-- CONSIGNE ÉCRITE --
Recopiez fidèlement le passage du billet sur les femmes scénaristes qui commence aux mots « Je vous ai confié » et s'arrête après les mots « Jane Goldman et Diablo Cody. ».

-- BLOC DE TEXTE --
..........

8 mars journée de la femme scénariste

Par Nathalielenoir

Puisqu’on nous octroie généreusement, à nous les filles, toute une journée sur trois-cent soixante-cinq, je n’ai pas pu résister à l’envie de vous parler des femmes scénaristes, il faut dire que je maîtrise un peu le sujet…

Sans me lancer dans un grand débat féministe, je voudrais rectifier le tableau très candide que brosse la presse au sujet du soi-disant girl power s’épanouissant en terres hollywoodiennes depuis quelques années, avec la starification de quelques figures de proues du fameux fempire, Diablo Cody en tête, ou le sacre de la très bankable Melissa Rosenberg. Contrairement à la rumeur, les femmes scénaristes américaines ne luttent pas à armes égales avec leurs confrères masculins, les scénaristes françaises non plus à vrai dire, même si c’est dans une moindre mesure…

Je vous ai confié ma joie, le mois dernier, lorsque la revue Trois Couleurs a décidé d’offrir sa Une aux femmes scénaristes hollywoodiennes, je me suis bien entendu ruée sur le premier MK2 pour en récupérer un exemplaire. On peut donc y lire un dossier (un peu maigre à mon goût) consacré à une génération de trentenaires qui se sont humoristiquement autoproclamées membres du Fempire. On compte notamment dans leurs rangs Dana Fox, Annie Mumolo, Lena Dunham, Liz Meriwether, Lorene Scafaria, Kristen Wiig, Abi Morgan, et les surpuissantes Tina Fey, Jane Goldman et Diablo Cody.

N’oublions pas non plus leur ainée Melissa Rosenberg, devenue la femme scénariste la plus puissante d’Hollywood grâce à son travail d’adaptatrice de la saga Twilight qui lui a déjà fait gagner plus de … deux milliards et demi de dollars!

Je suis certes la première à me réjouir de l’ascension de ces éminentes consoeurs et à relayer leurs aventures scénaristiques dans ces colonnes mais j’avoue que l’attitude naïve et condescendante de la presse m’agace un chouia…

D’une part, j’aimerais vraiment arrêter de lire que les femmes se sont rabattues sur l’écriture de scénario parce que c’est un poste qui demande moins de responsabilités que la réalisation. Tous les scénaristes, hommes ou femmes, ne sont pas des cinéastes frustrés, qu’on se le dise. Ça surprend pas mal de monde mais l’écriture est un vrai métier plus qu’appréciable.

Dans un article que le New York Times a consacré aux membres du Fempire, elles sont décrites comme des bobos/fashion victims indolentes, archi copines/solidaires les unes des autres qui se retrouvent pour papoter dans des bistrots branchés, bref comme des héroïnes de Sex and the City à la mode scénario. C’est bien gentil tout ça mais je préférerais de loin qu’on évoque leur énergie, leur audace et leurs 10-12 heures de labeur quotidien, la façon dont elles ont du batailler pour s’imposer dans une industrie majoritairement masculine…

Dans l’interview qui suit, qui date de la promotion de JunoDiablo Cody évoque son « gang » de copines scénaristes:


D’autre part, il ne faut pas croire que la situation enviable d’une poignée de scénaristes hollywoodiennes illustre les conditions de travail de leurs consoeurs. Une étude commandée en 2009 par la Writers Guild of America souligne une réalité bien moins reluisante:

  • les scénaristes femmes ne signent que 25% des contrats hollywoodiens (28% en TV et 19% seulement au cinéma)

..........

-- DONNÉES LISTÉES --
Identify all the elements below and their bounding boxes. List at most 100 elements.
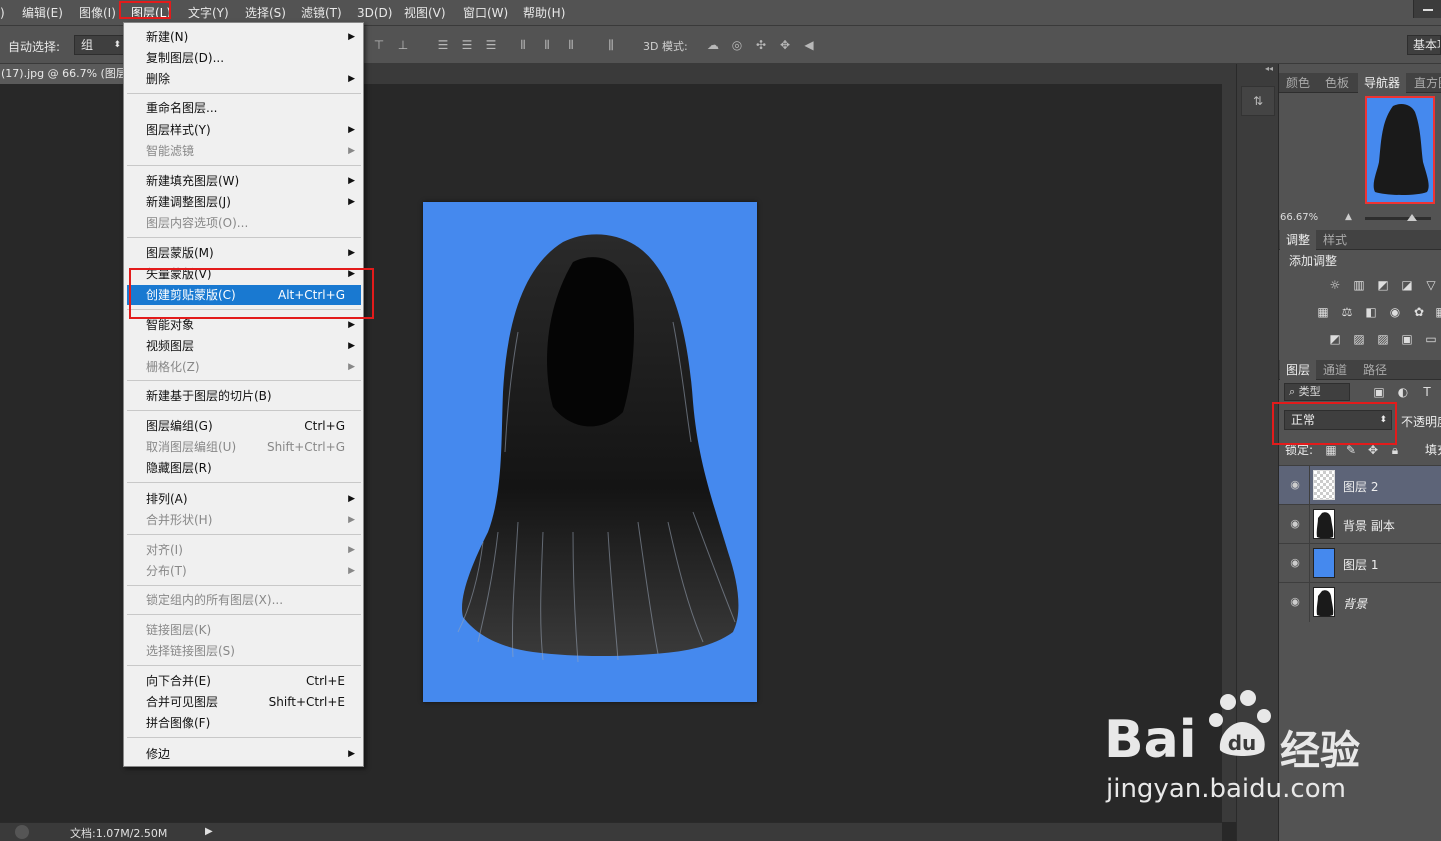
threshold-icon[interactable]: ▨ [1375, 332, 1391, 346]
menu-file[interactable]: ﾞ) [0, 5, 5, 21]
layer-row[interactable]: ◉ 图层 2 [1279, 465, 1441, 505]
menu-view[interactable]: 视图(V) [404, 5, 446, 21]
black-white-icon[interactable]: ◧ [1363, 305, 1379, 319]
workspace-switcher[interactable]: 基本功能 [1407, 35, 1441, 55]
navigator-preview[interactable] [1365, 96, 1435, 204]
menu-item-new[interactable]: 新建(N) ▶ [127, 27, 361, 47]
menu-type[interactable]: 文字(Y) [188, 5, 229, 21]
lock-transparent-icon[interactable]: ▦ [1323, 443, 1339, 457]
auto-select-dropdown[interactable]: 组 ⬍ [74, 35, 126, 55]
visibility-eye-icon[interactable]: ◉ [1288, 556, 1302, 570]
layer-row[interactable]: ◉ 背景 副本 [1279, 504, 1441, 544]
align-top-icon[interactable]: ⊤ [372, 38, 386, 52]
menu-item-shortcut: Ctrl+G [304, 419, 345, 433]
menu-image[interactable]: 图像(I) [79, 5, 116, 21]
slide-3d-icon[interactable]: ✥ [778, 38, 792, 52]
layer-row[interactable]: ◉ 背景 [1279, 582, 1441, 622]
rotate-3d-icon[interactable]: ☁ [706, 38, 720, 52]
drag-3d-icon[interactable]: ✣ [754, 38, 768, 52]
tab-navigator[interactable]: 导航器 [1358, 73, 1407, 93]
canvas-vertical-scrollbar[interactable] [1222, 84, 1236, 822]
layer-row[interactable]: ◉ 图层 1 [1279, 543, 1441, 583]
menu-filter[interactable]: 滤镜(T) [301, 5, 342, 21]
menu-item-merge-down[interactable]: 向下合并(E) Ctrl+E [127, 671, 361, 691]
lock-position-icon[interactable]: ✥ [1365, 443, 1381, 457]
menu-item-duplicate-layer[interactable]: 复制图层(D)... [127, 48, 361, 68]
scale-3d-icon[interactable]: ◀ [802, 38, 816, 52]
visibility-eye-icon[interactable]: ◉ [1288, 595, 1302, 609]
menu-item-matting[interactable]: 修边 ▶ [127, 744, 361, 764]
menu-item-rename-layer[interactable]: 重命名图层... [127, 98, 361, 118]
filter-pixel-icon[interactable]: ▣ [1371, 385, 1387, 399]
visibility-eye-icon[interactable]: ◉ [1288, 478, 1302, 492]
tab-styles[interactable]: 样式 [1317, 230, 1353, 250]
tab-adjustments[interactable]: 调整 [1280, 230, 1317, 250]
menu-item-arrange[interactable]: 排列(A) ▶ [127, 489, 361, 509]
gradient-map-icon[interactable]: ▭ [1423, 332, 1439, 346]
auto-align-icon[interactable]: ⫼ [604, 38, 618, 52]
lock-paint-icon[interactable]: ✎ [1343, 443, 1359, 457]
vibrance-icon[interactable]: ▽ [1423, 278, 1439, 292]
distribute-hcenter-icon[interactable]: ⫴ [540, 38, 554, 52]
roll-3d-icon[interactable]: ◎ [730, 38, 744, 52]
posterize-icon[interactable]: ▨ [1351, 332, 1367, 346]
menu-item-new-adjustment-layer[interactable]: 新建调整图层(J) ▶ [127, 192, 361, 212]
distribute-vcenter-icon[interactable]: ☰ [460, 38, 474, 52]
menu-item-layer-mask[interactable]: 图层蒙版(M) ▶ [127, 243, 361, 263]
tab-color[interactable]: 颜色 [1280, 73, 1316, 93]
curves-icon[interactable]: ◩ [1375, 278, 1391, 292]
minimize-button[interactable] [1413, 0, 1441, 18]
layer-name[interactable]: 背景 [1343, 595, 1367, 612]
menu-item-flatten-image[interactable]: 拼合图像(F) [127, 713, 361, 733]
menu-select[interactable]: 选择(S) [245, 5, 286, 21]
zoom-out-icon[interactable]: ▲ [1345, 212, 1352, 222]
filter-type-icon[interactable]: T [1419, 385, 1435, 399]
tab-swatches[interactable]: 色板 [1319, 73, 1355, 93]
menu-item-video-layer[interactable]: 视频图层 ▶ [127, 336, 361, 356]
channel-mixer-icon[interactable]: ✿ [1411, 305, 1427, 319]
menu-3d[interactable]: 3D(D) [357, 5, 392, 21]
menu-edit[interactable]: 编辑(E) [22, 5, 63, 21]
layer-name[interactable]: 背景 副本 [1343, 517, 1395, 534]
menu-help[interactable]: 帮助(H) [523, 5, 565, 21]
layer-name[interactable]: 图层 2 [1343, 478, 1378, 495]
menu-window[interactable]: 窗口(W) [463, 5, 508, 21]
lock-all-icon[interactable]: 🔒︎ [1387, 443, 1403, 457]
tab-histogram[interactable]: 直方图 [1408, 73, 1441, 93]
invert-icon[interactable]: ◩ [1327, 332, 1343, 346]
layer-name[interactable]: 图层 1 [1343, 556, 1378, 573]
color-lookup-icon[interactable]: ▦ [1433, 305, 1441, 319]
document-canvas[interactable] [423, 202, 757, 702]
exposure-icon[interactable]: ◪ [1399, 278, 1415, 292]
navigator-zoom-slider[interactable] [1365, 217, 1431, 220]
distribute-top-icon[interactable]: ☰ [436, 38, 450, 52]
menu-item-hide-layers[interactable]: 隐藏图层(R) [127, 458, 361, 478]
visibility-eye-icon[interactable]: ◉ [1288, 517, 1302, 531]
hue-saturation-icon[interactable]: ▦ [1315, 305, 1331, 319]
color-balance-icon[interactable]: ⚖ [1339, 305, 1355, 319]
align-bottom-icon[interactable]: ⊥ [396, 38, 410, 52]
distribute-right-icon[interactable]: ⫴ [564, 38, 578, 52]
navigator-zoom-knob[interactable] [1407, 214, 1417, 221]
tab-layers[interactable]: 图层 [1280, 360, 1317, 380]
menu-item-new-fill-layer[interactable]: 新建填充图层(W) ▶ [127, 171, 361, 191]
layer-filter-kind[interactable]: ⌕ 类型 [1284, 383, 1350, 401]
tab-channels[interactable]: 通道 [1317, 360, 1353, 380]
menu-item-new-layer-slice[interactable]: 新建基于图层的切片(B) [127, 386, 361, 406]
distribute-left-icon[interactable]: ⫴ [516, 38, 530, 52]
filter-adjustment-icon[interactable]: ◐ [1395, 385, 1411, 399]
menu-item-group-layers[interactable]: 图层编组(G) Ctrl+G [127, 416, 361, 436]
selective-color-icon[interactable]: ▣ [1399, 332, 1415, 346]
menu-item-delete[interactable]: 删除 ▶ [127, 69, 361, 89]
brightness-icon[interactable]: ☼ [1327, 278, 1343, 292]
menu-item-layer-style[interactable]: 图层样式(Y) ▶ [127, 120, 361, 140]
history-panel-icon[interactable]: ⇅ [1241, 86, 1275, 116]
distribute-bottom-icon[interactable]: ☰ [484, 38, 498, 52]
status-menu-arrow-icon[interactable]: ▶ [205, 826, 215, 838]
collapse-icon[interactable]: ◂◂ [1265, 64, 1273, 73]
tab-paths[interactable]: 路径 [1357, 360, 1393, 380]
photo-filter-icon[interactable]: ◉ [1387, 305, 1403, 319]
menu-item-merge-visible[interactable]: 合并可见图层 Shift+Ctrl+E [127, 692, 361, 712]
document-tab[interactable]: (17).jpg @ 66.7% (图层 [0, 64, 128, 84]
levels-icon[interactable]: ▥ [1351, 278, 1367, 292]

..........

-- RÉPONSE ATTENDUE --
Je vous ai confié ma joie, le mois dernier, lorsque la revue Trois Couleurs a décidé d’offrir sa Une aux femmes scénaristes hollywoodiennes, je me suis bien entendu ruée sur le premier MK2 pour en récupérer un exemplaire. On peut donc y lire un dossier (un peu maigre à mon goût) consacré à une génération de trentenaires qui se sont humoristiquement autoproclamées membres du Fempire. On compte notamment dans leurs rangs Dana Fox, Annie Mumolo, Lena Dunham, Liz Meriwether, Lorene Scafaria, Kristen Wiig, Abi Morgan, et les surpuissantes Tina Fey, Jane Goldman et Diablo Cody.